● Working data:
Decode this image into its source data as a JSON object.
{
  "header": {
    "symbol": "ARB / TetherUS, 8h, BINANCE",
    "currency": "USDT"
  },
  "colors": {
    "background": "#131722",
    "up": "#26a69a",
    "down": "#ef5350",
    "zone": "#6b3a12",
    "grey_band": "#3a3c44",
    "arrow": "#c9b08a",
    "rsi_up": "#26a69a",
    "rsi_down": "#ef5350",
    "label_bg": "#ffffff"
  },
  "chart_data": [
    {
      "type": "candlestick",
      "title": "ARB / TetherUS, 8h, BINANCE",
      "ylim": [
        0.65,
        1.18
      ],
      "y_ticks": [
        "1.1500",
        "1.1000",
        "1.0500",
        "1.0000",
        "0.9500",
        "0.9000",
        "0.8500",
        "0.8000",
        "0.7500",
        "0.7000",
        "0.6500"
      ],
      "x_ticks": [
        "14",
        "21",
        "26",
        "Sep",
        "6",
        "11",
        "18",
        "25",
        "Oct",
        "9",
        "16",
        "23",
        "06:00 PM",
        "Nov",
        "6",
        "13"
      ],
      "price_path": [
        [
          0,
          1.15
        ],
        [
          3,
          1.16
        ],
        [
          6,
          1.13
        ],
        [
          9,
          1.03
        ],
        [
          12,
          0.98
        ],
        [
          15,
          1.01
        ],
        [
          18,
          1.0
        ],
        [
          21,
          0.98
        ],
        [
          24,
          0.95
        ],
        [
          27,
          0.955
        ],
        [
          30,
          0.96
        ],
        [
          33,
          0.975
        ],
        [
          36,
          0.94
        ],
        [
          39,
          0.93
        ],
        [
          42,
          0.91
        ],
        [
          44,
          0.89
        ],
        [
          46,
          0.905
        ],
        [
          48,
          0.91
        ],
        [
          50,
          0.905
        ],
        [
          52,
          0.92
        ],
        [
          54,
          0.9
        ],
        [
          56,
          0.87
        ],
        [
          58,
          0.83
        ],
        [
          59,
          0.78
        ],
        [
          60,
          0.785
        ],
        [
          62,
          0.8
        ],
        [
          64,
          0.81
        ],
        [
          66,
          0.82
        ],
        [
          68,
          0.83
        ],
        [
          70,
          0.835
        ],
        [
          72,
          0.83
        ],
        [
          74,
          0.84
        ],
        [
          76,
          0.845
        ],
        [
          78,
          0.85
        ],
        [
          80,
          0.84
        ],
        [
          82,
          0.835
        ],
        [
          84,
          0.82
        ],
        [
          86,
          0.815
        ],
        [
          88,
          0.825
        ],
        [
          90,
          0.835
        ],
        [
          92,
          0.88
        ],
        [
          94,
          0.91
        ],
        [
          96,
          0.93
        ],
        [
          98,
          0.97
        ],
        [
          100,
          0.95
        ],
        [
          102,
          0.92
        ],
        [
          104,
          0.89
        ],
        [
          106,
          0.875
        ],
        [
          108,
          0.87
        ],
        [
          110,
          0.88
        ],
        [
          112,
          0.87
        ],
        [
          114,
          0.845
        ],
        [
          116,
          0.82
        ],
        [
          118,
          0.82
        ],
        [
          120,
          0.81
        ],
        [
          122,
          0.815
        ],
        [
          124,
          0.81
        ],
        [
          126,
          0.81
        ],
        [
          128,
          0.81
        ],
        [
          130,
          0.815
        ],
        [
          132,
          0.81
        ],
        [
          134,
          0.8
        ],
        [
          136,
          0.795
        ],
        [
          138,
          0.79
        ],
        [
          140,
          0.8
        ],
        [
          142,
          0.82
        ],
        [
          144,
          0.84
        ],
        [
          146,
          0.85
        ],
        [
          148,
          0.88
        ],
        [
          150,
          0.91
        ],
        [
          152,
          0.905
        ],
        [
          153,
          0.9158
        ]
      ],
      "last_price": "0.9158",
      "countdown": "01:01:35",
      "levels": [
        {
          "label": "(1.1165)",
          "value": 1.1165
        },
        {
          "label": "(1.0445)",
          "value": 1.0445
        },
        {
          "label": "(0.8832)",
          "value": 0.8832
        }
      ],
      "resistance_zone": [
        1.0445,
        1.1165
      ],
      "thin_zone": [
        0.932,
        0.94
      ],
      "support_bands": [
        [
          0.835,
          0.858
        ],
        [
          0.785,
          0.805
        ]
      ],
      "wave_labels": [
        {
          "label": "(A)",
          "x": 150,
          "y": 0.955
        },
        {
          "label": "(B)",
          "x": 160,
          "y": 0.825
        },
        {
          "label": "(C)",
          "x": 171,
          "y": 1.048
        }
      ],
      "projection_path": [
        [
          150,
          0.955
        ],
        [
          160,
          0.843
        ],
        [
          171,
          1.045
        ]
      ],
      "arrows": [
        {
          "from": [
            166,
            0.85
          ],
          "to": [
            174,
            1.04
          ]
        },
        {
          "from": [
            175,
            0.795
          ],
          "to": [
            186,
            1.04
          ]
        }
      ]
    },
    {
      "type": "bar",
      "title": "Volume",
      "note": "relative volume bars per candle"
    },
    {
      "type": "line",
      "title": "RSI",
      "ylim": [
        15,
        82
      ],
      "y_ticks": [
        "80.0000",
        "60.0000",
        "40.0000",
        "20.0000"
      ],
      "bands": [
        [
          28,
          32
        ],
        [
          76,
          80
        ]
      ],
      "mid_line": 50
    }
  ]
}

● What the exercise asks:
Give the data again, exactly as it stands.

● Response to this task:
Decode this image into its source data as a JSON object.
{
  "header": {
    "symbol": "ARB / TetherUS, 8h, BINANCE",
    "currency": "USDT"
  },
  "colors": {
    "background": "#131722",
    "up": "#26a69a",
    "down": "#ef5350",
    "zone": "#6b3a12",
    "grey_band": "#3a3c44",
    "arrow": "#c9b08a",
    "rsi_up": "#26a69a",
    "rsi_down": "#ef5350",
    "label_bg": "#ffffff"
  },
  "chart_data": [
    {
      "type": "candlestick",
      "title": "ARB / TetherUS, 8h, BINANCE",
      "ylim": [
        0.65,
        1.18
      ],
      "y_ticks": [
        "1.1500",
        "1.1000",
        "1.0500",
        "1.0000",
        "0.9500",
        "0.9000",
        "0.8500",
        "0.8000",
        "0.7500",
        "0.7000",
        "0.6500"
      ],
      "x_ticks": [
        "14",
        "21",
        "26",
        "Sep",
        "6",
        "11",
        "18",
        "25",
        "Oct",
        "9",
        "16",
        "23",
        "06:00 PM",
        "Nov",
        "6",
        "13"
      ],
      "price_path": [
        [
          0,
          1.15
        ],
        [
          3,
          1.16
        ],
        [
          6,
          1.13
        ],
        [
          9,
          1.03
        ],
        [
          12,
          0.98
        ],
        [
          15,
          1.01
        ],
        [
          18,
          1.0
        ],
        [
          21,
          0.98
        ],
        [
          24,
          0.95
        ],
        [
          27,
          0.955
        ],
        [
          30,
          0.96
        ],
        [
          33,
          0.975
        ],
        [
          36,
          0.94
        ],
        [
          39,
          0.93
        ],
        [
          42,
          0.91
        ],
        [
          44,
          0.89
        ],
        [
          46,
          0.905
        ],
        [
          48,
          0.91
        ],
        [
          50,
          0.905
        ],
        [
          52,
          0.92
        ],
        [
          54,
          0.9
        ],
        [
          56,
          0.87
        ],
        [
          58,
          0.83
        ],
        [
          59,
          0.78
        ],
        [
          60,
          0.785
        ],
        [
          62,
          0.8
        ],
        [
          64,
          0.81
        ],
        [
          66,
          0.82
        ],
        [
          68,
          0.83
        ],
        [
          70,
          0.835
        ],
        [
          72,
          0.83
        ],
        [
          74,
          0.84
        ],
        [
          76,
          0.845
        ],
        [
          78,
          0.85
        ],
        [
          80,
          0.84
        ],
        [
          82,
          0.835
        ],
        [
          84,
          0.82
        ],
        [
          86,
          0.815
        ],
        [
          88,
          0.825
        ],
        [
          90,
          0.835
        ],
        [
          92,
          0.88
        ],
        [
          94,
          0.91
        ],
        [
          96,
          0.93
        ],
        [
          98,
          0.97
        ],
        [
          100,
          0.95
        ],
        [
          102,
          0.92
        ],
        [
          104,
          0.89
        ],
        [
          106,
          0.875
        ],
        [
          108,
          0.87
        ],
        [
          110,
          0.88
        ],
        [
          112,
          0.87
        ],
        [
          114,
          0.845
        ],
        [
          116,
          0.82
        ],
        [
          118,
          0.82
        ],
        [
          120,
          0.81
        ],
        [
          122,
          0.815
        ],
        [
          124,
          0.81
        ],
        [
          126,
          0.81
        ],
        [
          128,
          0.81
        ],
        [
          130,
          0.815
        ],
        [
          132,
          0.81
        ],
        [
          134,
          0.8
        ],
        [
          136,
          0.795
        ],
        [
          138,
          0.79
        ],
        [
          140,
          0.8
        ],
        [
          142,
          0.82
        ],
        [
          144,
          0.84
        ],
        [
          146,
          0.85
        ],
        [
          148,
          0.88
        ],
        [
          150,
          0.91
        ],
        [
          152,
          0.905
        ],
        [
          153,
          0.9158
        ]
      ],
      "last_price": "0.9158",
      "countdown": "01:01:35",
      "levels": [
        {
          "label": "(1.1165)",
          "value": 1.1165
        },
        {
          "label": "(1.0445)",
          "value": 1.0445
        },
        {
          "label": "(0.8832)",
          "value": 0.8832
        }
      ],
      "resistance_zone": [
        1.0445,
        1.1165
      ],
      "thin_zone": [
        0.932,
        0.94
      ],
      "support_bands": [
        [
          0.835,
          0.858
        ],
        [
          0.785,
          0.805
        ]
      ],
      "wave_labels": [
        {
          "label": "(A)",
          "x": 150,
          "y": 0.955
        },
        {
          "label": "(B)",
          "x": 160,
          "y": 0.825
        },
        {
          "label": "(C)",
          "x": 171,
          "y": 1.048
        }
      ],
      "projection_path": [
        [
          150,
          0.955
        ],
        [
          160,
          0.843
        ],
        [
          171,
          1.045
        ]
      ],
      "arrows": [
        {
          "from": [
            166,
            0.85
          ],
          "to": [
            174,
            1.04
          ]
        },
        {
          "from": [
            175,
            0.795
          ],
          "to": [
            186,
            1.04
          ]
        }
      ]
    },
    {
      "type": "bar",
      "title": "Volume",
      "note": "relative volume bars per candle"
    },
    {
      "type": "line",
      "title": "RSI",
      "ylim": [
        15,
        82
      ],
      "y_ticks": [
        "80.0000",
        "60.0000",
        "40.0000",
        "20.0000"
      ],
      "bands": [
        [
          28,
          32
        ],
        [
          76,
          80
        ]
      ],
      "mid_line": 50
    }
  ]
}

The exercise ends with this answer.